**Task directions:** In full and without alteration, repeat the material.

##### Records provided

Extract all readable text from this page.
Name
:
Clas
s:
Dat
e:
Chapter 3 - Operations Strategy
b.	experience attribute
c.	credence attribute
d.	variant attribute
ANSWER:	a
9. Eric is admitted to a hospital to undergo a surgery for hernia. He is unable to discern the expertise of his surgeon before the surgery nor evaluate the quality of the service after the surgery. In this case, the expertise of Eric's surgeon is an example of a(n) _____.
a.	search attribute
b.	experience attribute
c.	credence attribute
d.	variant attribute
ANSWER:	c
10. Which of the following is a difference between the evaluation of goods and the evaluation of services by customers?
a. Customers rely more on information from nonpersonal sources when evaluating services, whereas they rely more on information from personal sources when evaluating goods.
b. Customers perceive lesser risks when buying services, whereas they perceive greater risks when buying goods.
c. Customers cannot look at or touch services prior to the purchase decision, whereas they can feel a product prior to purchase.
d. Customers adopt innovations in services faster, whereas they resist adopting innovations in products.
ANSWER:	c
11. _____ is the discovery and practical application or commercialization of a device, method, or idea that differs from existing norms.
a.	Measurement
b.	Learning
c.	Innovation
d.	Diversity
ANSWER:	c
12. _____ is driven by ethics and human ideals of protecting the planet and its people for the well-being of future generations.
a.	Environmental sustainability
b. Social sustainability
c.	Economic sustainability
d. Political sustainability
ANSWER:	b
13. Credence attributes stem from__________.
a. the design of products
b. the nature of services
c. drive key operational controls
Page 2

##########

**Exercise result:**
Extract all readable text from this page.
Name
:
Clas
s:
Dat
e:
Chapter 3 - Operations Strategy
b.	experience attribute
c.	credence attribute
d.	variant attribute
ANSWER:	a
9. Eric is admitted to a hospital to undergo a surgery for hernia. He is unable to discern the expertise of his surgeon before the surgery nor evaluate the quality of the service after the surgery. In this case, the expertise of Eric's surgeon is an example of a(n) _____.
a.	search attribute
b.	experience attribute
c.	credence attribute
d.	variant attribute
ANSWER:	c
10. Which of the following is a difference between the evaluation of goods and the evaluation of services by customers?
a. Customers rely more on information from nonpersonal sources when evaluating services, whereas they rely more on information from personal sources when evaluating goods.
b. Customers perceive lesser risks when buying services, whereas they perceive greater risks when buying goods.
c. Customers cannot look at or touch services prior to the purchase decision, whereas they can feel a product prior to purchase.
d. Customers adopt innovations in services faster, whereas they resist adopting innovations in products.
ANSWER:	c
11. _____ is the discovery and practical application or commercialization of a device, method, or idea that differs from existing norms.
a.	Measurement
b.	Learning
c.	Innovation
d.	Diversity
ANSWER:	c
12. _____ is driven by ethics and human ideals of protecting the planet and its people for the well-being of future generations.
a.	Environmental sustainability
b. Social sustainability
c.	Economic sustainability
d. Political sustainability
ANSWER:	b
13. Credence attributes stem from__________.
a. the design of products
b. the nature of services
c. drive key operational controls
Page 2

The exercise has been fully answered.